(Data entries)
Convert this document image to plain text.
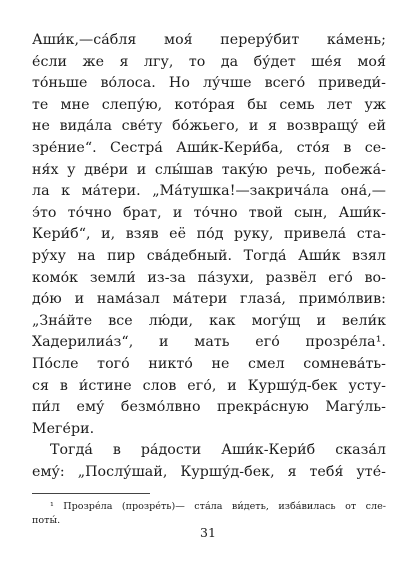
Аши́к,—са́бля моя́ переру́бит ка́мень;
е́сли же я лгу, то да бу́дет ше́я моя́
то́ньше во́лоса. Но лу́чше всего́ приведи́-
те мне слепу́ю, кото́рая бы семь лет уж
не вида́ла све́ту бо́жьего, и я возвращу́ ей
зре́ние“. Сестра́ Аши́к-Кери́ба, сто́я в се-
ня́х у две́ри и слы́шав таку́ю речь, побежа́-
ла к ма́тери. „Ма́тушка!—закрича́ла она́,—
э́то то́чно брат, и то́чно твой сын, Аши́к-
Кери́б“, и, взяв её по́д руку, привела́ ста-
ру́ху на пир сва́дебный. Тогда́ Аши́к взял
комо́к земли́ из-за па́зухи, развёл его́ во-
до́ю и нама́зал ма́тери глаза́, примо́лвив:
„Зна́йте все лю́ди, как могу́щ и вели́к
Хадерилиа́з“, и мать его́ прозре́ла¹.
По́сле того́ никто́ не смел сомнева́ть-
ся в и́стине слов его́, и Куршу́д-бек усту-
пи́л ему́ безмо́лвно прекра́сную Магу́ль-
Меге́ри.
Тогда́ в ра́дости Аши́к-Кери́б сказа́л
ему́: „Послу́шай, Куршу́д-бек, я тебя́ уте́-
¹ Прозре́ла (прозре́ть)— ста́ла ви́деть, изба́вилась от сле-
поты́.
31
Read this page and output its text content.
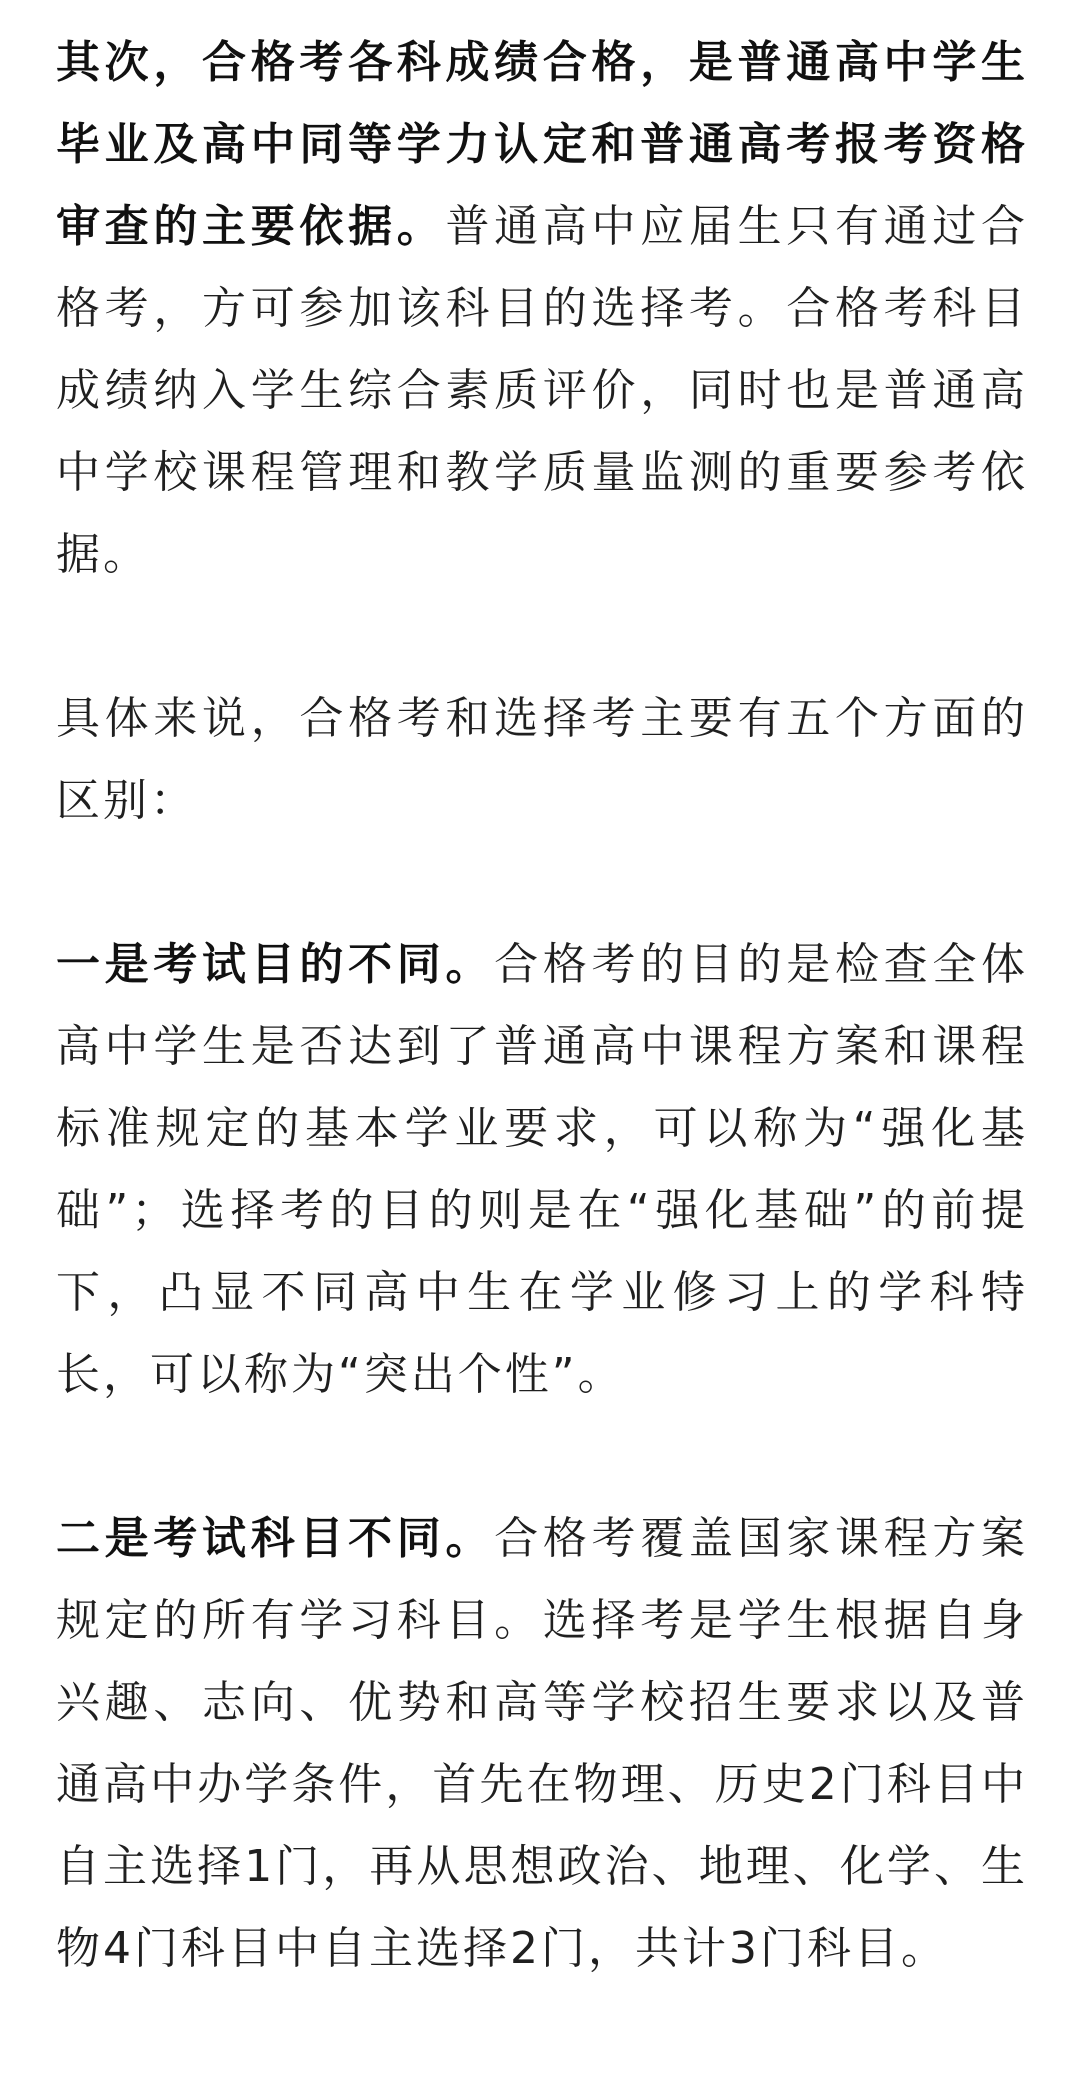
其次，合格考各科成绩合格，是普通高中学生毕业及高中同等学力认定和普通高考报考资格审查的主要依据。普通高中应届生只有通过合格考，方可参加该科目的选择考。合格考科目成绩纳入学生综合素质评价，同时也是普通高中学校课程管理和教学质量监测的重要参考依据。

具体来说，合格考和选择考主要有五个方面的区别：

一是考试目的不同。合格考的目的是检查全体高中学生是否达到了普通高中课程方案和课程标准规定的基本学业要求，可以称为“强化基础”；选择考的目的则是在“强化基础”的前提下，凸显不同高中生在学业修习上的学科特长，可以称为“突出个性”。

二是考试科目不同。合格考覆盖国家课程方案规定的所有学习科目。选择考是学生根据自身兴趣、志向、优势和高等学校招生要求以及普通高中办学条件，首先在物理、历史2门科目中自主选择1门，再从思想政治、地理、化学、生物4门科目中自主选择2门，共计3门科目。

# Instructions to follow
Each line of the data should be quoted exactly, with pictures left out.

# Exercise solution
Convert this document image to plain text.
Аши́к,—са́бля моя́ переру́бит ка́мень;
е́сли же я лгу, то да бу́дет ше́я моя́
то́ньше во́лоса. Но лу́чше всего́ приведи́-
те мне слепу́ю, кото́рая бы семь лет уж
не вида́ла све́ту бо́жьего, и я возвращу́ ей
зре́ние“. Сестра́ Аши́к-Кери́ба, сто́я в се-
ня́х у две́ри и слы́шав таку́ю речь, побежа́-
ла к ма́тери. „Ма́тушка!—закрича́ла она́,—
э́то то́чно брат, и то́чно твой сын, Аши́к-
Кери́б“, и, взяв её по́д руку, привела́ ста-
ру́ху на пир сва́дебный. Тогда́ Аши́к взял
комо́к земли́ из-за па́зухи, развёл его́ во-
до́ю и нама́зал ма́тери глаза́, примо́лвив:
„Зна́йте все лю́ди, как могу́щ и вели́к
Хадерилиа́з“, и мать его́ прозре́ла¹.
По́сле того́ никто́ не смел сомнева́ть-
ся в и́стине слов его́, и Куршу́д-бек усту-
пи́л ему́ безмо́лвно прекра́сную Магу́ль-
Меге́ри.
Тогда́ в ра́дости Аши́к-Кери́б сказа́л
ему́: „Послу́шай, Куршу́д-бек, я тебя́ уте́-
¹ Прозре́ла (прозре́ть)— ста́ла ви́деть, изба́вилась от сле-
поты́.
31
Read this page and output its text content.
其次，合格考各科成绩合格，是普通高中学生毕业及高中同等学力认定和普通高考报考资格审查的主要依据。普通高中应届生只有通过合格考，方可参加该科目的选择考。合格考科目成绩纳入学生综合素质评价，同时也是普通高中学校课程管理和教学质量监测的重要参考依据。

具体来说，合格考和选择考主要有五个方面的区别：

一是考试目的不同。合格考的目的是检查全体高中学生是否达到了普通高中课程方案和课程标准规定的基本学业要求，可以称为“强化基础”；选择考的目的则是在“强化基础”的前提下，凸显不同高中生在学业修习上的学科特长，可以称为“突出个性”。

二是考试科目不同。合格考覆盖国家课程方案规定的所有学习科目。选择考是学生根据自身兴趣、志向、优势和高等学校招生要求以及普通高中办学条件，首先在物理、历史2门科目中自主选择1门，再从思想政治、地理、化学、生物4门科目中自主选择2门，共计3门科目。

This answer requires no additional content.